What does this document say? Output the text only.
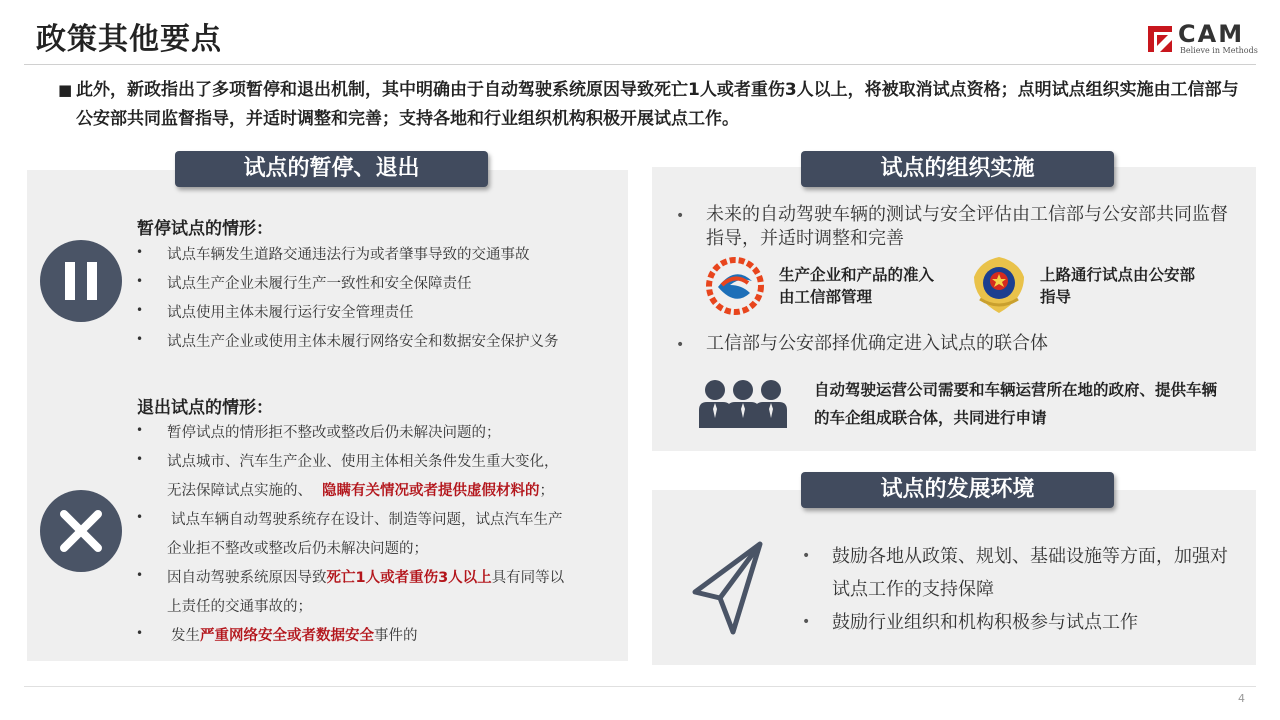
政策其他要点	CAM
Believe in Methods
■ 此外，新政指出了多项暂停和退出机制，其中明确由于自动驾驶系统原因导致死亡1人或者重伤3人以上，将被取消试点资格；点明试点组织实施由工信部与公安部共同监督指导，并适时调整和完善；支持各地和行业组织机构积极开展试点工作。
试点的暂停、退出
暂停试点的情形：
• 试点车辆发生道路交通违法行为或者肇事导致的交通事故
• 试点生产企业未履行生产一致性和安全保障责任
• 试点使用主体未履行运行安全管理责任
• 试点生产企业或使用主体未履行网络安全和数据安全保护义务
退出试点的情形：
• 暂停试点的情形拒不整改或整改后仍未解决问题的；
• 试点城市、汽车生产企业、使用主体相关条件发生重大变化，
无法保障试点实施的、 隐瞒有关情况或者提供虚假材料的；
• 试点车辆自动驾驶系统存在设计、制造等问题，试点汽车生产
企业拒不整改或整改后仍未解决问题的；
• 因自动驾驶系统原因导致死亡1人或者重伤3人以上具有同等以
上责任的交通事故的；
• 发生严重网络安全或者数据安全事件的
试点的组织实施
• 未来的自动驾驶车辆的测试与安全评估由工信部与公安部共同监督指导，并适时调整和完善
生产企业和产品的准入由工信部管理
上路通行试点由公安部指导
• 工信部与公安部择优确定进入试点的联合体
自动驾驶运营公司需要和车辆运营所在地的政府、提供车辆的车企组成联合体，共同进行申请
试点的发展环境
• 鼓励各地从政策、规划、基础设施等方面，加强对试点工作的支持保障
• 鼓励行业组织和机构积极参与试点工作
4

-*-

▶ **Exercise instructions**: Find each line holding "并适时调整和完善". Copy it out.

▶ **Correct result**:
■ 此外，新政指出了多项暂停和退出机制，其中明确由于自动驾驶系统原因导致死亡1人或者重伤3人以上，将被取消试点资格；点明试点组织实施由工信部与公安部共同监督指导，并适时调整和完善；支持各地和行业组织机构积极开展试点工作。
• 未来的自动驾驶车辆的测试与安全评估由工信部与公安部共同监督指导，并适时调整和完善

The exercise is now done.